• Exercise material:
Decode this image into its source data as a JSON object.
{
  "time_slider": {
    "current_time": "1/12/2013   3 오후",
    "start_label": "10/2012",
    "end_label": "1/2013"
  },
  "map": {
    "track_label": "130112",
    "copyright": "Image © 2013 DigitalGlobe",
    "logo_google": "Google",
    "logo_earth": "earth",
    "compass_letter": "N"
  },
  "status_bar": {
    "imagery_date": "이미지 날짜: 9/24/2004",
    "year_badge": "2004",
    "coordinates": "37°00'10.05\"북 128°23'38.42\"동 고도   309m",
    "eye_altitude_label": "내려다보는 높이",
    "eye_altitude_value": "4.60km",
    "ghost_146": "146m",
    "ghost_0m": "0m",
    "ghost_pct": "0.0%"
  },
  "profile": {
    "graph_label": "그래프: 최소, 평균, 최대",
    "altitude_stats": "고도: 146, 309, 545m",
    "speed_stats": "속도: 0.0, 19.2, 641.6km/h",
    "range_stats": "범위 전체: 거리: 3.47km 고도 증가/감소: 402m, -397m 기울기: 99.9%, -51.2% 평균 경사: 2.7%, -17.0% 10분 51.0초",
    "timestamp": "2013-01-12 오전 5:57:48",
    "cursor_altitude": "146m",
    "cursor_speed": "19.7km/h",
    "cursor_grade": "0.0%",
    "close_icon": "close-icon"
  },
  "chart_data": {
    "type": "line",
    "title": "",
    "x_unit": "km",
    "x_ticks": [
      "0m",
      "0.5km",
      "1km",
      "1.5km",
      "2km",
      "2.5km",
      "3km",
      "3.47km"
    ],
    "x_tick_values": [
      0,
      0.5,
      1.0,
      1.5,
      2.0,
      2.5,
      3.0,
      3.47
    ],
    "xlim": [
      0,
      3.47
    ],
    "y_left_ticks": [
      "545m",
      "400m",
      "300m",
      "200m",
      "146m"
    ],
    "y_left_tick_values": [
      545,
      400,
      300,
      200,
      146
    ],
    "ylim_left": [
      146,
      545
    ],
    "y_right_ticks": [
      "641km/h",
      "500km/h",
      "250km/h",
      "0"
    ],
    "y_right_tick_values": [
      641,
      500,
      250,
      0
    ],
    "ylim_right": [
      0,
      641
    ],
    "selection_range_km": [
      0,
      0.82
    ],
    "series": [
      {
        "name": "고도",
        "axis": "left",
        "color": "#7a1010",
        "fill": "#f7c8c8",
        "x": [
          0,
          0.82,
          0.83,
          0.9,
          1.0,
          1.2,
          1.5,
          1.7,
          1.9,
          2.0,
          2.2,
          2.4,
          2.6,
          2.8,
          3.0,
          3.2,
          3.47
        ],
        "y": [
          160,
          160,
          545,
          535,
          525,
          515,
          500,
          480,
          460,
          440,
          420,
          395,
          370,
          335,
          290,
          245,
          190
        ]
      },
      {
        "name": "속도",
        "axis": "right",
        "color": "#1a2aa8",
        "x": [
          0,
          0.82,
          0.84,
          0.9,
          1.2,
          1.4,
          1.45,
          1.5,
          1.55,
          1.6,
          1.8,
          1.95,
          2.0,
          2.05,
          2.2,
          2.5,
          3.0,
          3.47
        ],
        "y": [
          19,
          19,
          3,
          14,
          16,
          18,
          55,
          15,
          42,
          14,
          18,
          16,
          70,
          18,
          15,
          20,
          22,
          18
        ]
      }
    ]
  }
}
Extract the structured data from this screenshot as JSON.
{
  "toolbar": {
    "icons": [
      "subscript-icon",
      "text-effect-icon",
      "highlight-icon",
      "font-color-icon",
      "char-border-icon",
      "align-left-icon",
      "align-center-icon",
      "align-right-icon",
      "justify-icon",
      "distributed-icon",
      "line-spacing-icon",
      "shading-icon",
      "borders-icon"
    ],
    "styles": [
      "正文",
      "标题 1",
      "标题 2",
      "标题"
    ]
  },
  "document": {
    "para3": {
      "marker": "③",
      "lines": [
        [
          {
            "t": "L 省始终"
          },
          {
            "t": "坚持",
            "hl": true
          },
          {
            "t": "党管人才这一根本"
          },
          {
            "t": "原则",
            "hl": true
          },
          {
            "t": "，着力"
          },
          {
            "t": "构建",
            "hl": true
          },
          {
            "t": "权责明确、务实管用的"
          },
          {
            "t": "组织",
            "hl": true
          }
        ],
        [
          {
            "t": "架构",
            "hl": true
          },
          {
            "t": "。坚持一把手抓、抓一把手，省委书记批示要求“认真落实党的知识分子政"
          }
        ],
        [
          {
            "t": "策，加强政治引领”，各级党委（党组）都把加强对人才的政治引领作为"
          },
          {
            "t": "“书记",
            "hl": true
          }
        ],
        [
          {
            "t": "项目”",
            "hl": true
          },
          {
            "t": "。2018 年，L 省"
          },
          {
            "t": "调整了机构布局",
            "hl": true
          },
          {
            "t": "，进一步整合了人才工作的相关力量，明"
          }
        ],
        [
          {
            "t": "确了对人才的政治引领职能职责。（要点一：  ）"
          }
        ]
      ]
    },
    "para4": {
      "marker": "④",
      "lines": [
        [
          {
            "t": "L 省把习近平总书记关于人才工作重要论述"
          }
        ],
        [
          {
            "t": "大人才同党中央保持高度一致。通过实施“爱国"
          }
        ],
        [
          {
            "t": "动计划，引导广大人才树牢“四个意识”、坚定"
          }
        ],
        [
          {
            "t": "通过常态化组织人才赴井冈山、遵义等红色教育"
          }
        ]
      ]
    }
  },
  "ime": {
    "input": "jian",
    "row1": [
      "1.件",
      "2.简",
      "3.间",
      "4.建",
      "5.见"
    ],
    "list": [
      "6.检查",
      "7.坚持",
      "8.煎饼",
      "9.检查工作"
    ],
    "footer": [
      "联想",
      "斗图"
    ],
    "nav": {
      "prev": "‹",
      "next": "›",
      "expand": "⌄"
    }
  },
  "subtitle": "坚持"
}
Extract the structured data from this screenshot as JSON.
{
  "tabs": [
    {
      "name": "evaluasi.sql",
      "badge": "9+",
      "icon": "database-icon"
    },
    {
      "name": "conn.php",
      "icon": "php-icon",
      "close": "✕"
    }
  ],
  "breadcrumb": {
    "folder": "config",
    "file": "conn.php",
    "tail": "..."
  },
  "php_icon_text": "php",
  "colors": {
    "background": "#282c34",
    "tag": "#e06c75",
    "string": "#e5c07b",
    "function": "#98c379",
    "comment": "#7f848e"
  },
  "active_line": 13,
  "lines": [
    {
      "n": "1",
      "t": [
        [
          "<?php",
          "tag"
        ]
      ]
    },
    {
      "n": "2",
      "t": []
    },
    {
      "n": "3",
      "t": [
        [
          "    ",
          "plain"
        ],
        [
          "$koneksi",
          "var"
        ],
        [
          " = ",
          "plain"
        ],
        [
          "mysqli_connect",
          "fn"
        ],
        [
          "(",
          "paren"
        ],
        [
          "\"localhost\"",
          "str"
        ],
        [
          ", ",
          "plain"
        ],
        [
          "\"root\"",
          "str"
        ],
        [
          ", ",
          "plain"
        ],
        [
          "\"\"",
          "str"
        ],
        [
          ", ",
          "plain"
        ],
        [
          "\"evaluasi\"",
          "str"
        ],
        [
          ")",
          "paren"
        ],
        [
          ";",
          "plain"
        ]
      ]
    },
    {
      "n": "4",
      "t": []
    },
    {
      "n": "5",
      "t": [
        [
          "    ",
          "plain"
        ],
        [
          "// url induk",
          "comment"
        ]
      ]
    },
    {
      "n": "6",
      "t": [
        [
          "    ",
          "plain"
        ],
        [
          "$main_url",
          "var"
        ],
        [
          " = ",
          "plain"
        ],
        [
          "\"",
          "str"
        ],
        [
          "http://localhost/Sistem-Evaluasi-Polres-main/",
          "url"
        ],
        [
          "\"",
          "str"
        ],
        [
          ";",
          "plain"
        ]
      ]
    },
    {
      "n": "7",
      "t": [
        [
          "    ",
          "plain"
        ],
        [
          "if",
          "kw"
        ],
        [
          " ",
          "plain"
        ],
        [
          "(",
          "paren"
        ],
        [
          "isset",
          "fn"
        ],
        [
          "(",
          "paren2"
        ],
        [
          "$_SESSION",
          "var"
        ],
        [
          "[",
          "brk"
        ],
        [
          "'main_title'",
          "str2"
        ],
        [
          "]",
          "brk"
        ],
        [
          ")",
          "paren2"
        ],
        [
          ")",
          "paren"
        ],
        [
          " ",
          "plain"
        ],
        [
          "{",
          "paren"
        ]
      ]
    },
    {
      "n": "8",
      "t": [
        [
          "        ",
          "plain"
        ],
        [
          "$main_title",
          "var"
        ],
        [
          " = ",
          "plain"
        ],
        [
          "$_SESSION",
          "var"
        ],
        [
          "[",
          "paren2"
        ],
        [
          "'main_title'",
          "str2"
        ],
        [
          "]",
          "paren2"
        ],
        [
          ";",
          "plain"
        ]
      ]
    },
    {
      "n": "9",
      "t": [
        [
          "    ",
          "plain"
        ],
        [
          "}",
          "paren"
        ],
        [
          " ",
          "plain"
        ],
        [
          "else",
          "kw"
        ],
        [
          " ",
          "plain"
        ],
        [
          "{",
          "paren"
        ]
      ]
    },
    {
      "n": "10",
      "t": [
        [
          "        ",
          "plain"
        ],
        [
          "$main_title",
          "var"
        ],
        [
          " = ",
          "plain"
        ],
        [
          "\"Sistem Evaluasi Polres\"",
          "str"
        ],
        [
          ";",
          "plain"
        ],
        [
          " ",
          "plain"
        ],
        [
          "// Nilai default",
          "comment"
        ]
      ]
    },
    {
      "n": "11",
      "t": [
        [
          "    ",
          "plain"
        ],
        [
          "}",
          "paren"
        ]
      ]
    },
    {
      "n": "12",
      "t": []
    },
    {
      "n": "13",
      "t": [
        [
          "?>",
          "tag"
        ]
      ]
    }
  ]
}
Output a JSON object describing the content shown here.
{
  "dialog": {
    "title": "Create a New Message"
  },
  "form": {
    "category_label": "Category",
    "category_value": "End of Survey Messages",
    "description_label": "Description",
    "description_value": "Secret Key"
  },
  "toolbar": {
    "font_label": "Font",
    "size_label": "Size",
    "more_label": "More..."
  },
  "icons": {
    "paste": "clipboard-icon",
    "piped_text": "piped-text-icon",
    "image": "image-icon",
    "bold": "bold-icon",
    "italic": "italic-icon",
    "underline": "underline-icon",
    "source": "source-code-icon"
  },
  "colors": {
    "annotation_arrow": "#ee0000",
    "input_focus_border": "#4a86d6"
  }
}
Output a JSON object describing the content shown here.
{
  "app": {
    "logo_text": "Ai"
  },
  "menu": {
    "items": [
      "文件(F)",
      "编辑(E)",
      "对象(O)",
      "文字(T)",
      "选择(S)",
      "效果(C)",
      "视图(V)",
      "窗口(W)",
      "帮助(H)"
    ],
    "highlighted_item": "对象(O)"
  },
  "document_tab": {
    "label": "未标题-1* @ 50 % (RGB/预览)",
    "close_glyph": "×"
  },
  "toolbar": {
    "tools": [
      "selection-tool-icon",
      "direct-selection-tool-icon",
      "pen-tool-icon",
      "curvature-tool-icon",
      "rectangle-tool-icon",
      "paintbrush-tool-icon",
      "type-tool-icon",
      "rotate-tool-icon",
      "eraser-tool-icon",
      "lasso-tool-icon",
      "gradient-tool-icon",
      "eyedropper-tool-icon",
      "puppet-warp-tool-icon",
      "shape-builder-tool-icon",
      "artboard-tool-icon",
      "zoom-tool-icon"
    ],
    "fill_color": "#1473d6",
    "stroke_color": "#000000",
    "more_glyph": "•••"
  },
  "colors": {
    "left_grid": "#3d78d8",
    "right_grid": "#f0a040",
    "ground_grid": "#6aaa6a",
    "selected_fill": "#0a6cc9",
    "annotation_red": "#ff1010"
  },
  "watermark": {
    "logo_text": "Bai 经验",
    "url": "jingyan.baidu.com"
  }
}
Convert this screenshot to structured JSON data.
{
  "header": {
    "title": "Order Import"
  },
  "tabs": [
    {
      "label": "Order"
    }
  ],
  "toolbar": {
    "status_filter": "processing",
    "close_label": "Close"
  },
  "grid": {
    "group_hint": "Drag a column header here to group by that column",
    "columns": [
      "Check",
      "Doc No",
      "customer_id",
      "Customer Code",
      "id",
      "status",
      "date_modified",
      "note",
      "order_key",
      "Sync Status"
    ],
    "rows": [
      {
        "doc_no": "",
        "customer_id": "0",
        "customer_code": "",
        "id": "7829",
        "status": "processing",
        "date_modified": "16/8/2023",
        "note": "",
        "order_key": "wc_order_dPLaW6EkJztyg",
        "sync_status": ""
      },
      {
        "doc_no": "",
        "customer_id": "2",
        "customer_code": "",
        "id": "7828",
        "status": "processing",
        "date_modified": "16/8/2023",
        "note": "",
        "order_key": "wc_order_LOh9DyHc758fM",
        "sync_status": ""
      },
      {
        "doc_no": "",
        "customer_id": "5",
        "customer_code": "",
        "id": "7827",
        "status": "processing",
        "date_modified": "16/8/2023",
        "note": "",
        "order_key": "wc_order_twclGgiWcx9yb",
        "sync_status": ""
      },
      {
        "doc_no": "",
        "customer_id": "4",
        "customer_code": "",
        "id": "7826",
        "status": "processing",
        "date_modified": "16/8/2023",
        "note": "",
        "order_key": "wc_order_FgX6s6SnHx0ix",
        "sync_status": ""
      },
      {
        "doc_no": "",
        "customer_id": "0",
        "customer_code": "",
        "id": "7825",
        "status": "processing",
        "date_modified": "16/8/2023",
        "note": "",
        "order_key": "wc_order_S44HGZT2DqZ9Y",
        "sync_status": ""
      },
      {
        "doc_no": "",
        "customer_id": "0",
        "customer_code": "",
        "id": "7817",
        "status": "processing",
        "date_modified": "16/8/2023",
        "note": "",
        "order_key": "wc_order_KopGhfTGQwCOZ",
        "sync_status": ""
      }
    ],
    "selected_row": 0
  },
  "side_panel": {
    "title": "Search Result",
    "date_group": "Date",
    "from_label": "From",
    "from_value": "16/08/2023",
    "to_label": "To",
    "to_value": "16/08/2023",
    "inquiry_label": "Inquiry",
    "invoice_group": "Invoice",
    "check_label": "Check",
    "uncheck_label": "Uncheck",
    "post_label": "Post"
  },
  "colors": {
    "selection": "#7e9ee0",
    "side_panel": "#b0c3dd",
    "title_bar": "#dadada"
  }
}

• Exercise requirements: Copy, from the material, each line that holds the string "align".

• Result:
      "align-left-icon",
      "align-center-icon",
      "align-right-icon",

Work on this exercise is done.